***** RAW RECORDS

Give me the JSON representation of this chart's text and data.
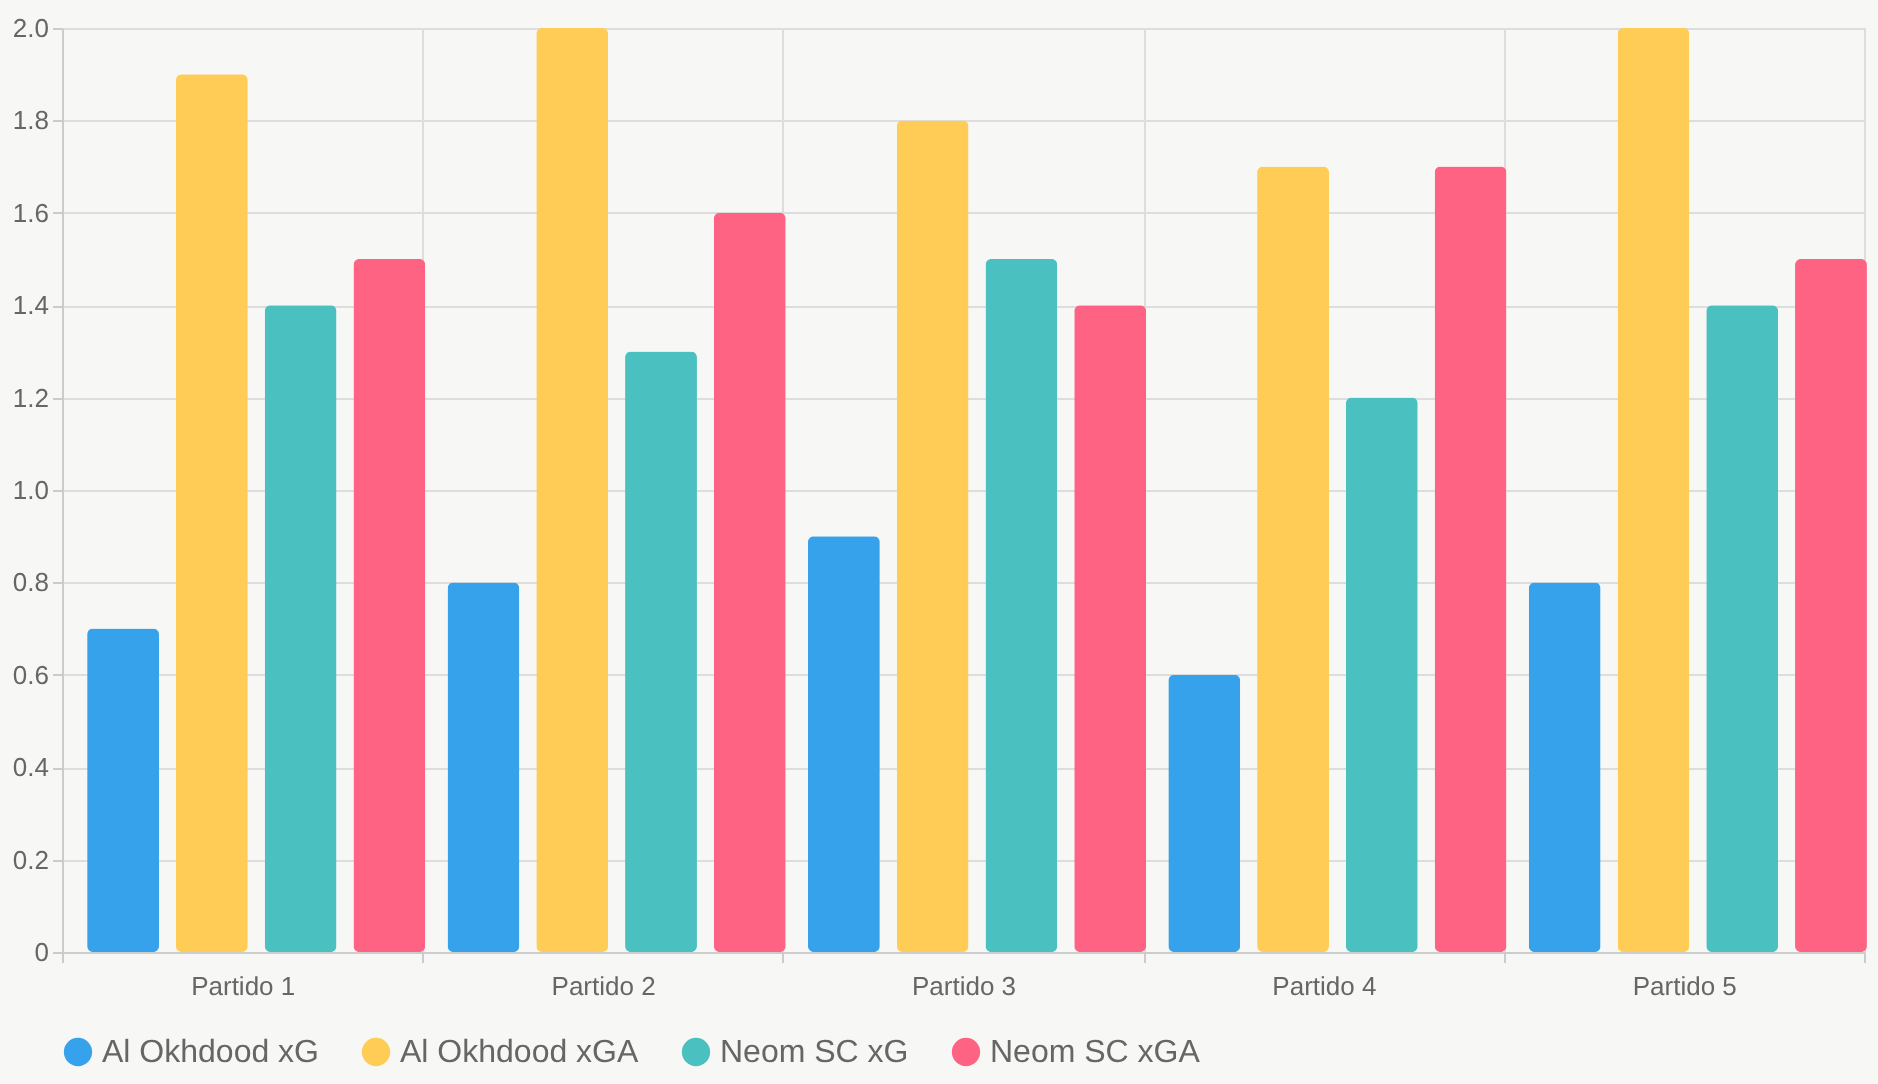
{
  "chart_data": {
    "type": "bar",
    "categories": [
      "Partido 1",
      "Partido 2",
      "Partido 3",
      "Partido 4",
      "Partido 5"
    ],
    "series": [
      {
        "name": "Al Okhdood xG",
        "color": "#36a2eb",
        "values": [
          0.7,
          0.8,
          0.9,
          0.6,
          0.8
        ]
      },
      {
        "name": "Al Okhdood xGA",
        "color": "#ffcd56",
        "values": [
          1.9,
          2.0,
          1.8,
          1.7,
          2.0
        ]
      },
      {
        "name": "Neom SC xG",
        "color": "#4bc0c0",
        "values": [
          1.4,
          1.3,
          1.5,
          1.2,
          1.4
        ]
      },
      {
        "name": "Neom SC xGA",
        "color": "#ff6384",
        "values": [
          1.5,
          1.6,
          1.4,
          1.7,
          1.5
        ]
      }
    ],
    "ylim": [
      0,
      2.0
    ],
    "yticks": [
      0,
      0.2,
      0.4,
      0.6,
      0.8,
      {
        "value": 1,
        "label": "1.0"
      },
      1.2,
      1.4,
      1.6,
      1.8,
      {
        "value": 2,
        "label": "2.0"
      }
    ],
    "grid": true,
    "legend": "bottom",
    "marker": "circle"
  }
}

**********
***** RAW RECORDS

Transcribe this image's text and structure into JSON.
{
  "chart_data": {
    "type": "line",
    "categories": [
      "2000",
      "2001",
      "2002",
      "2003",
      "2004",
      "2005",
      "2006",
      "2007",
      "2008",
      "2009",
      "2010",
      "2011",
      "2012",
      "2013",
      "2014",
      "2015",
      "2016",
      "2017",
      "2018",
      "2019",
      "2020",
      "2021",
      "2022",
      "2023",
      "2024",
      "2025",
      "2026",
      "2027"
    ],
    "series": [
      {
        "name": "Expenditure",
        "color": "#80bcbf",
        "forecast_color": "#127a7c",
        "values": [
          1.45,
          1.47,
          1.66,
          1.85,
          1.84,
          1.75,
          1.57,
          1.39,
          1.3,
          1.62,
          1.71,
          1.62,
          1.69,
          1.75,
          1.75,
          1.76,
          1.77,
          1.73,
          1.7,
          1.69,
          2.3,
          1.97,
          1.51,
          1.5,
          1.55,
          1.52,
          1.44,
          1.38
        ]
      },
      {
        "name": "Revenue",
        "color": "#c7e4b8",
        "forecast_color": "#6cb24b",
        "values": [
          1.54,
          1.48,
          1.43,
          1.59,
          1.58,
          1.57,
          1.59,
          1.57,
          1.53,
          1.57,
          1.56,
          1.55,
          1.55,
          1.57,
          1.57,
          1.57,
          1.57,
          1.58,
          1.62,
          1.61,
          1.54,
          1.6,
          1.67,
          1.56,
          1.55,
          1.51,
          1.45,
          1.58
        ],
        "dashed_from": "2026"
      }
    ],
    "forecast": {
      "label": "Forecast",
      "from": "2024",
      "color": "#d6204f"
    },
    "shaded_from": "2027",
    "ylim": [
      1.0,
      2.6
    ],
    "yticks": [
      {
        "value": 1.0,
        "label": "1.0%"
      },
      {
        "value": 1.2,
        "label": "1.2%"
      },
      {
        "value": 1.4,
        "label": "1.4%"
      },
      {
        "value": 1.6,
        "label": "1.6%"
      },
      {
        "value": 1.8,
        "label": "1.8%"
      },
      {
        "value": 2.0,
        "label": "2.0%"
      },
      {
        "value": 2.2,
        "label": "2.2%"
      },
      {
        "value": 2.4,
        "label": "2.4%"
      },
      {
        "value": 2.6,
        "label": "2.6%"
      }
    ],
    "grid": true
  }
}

**********

● **EXERCISE DETAILS**: How many of the lines above include the word "text"? Respond with the number alone.

● **EXERCISE RESULT**: 2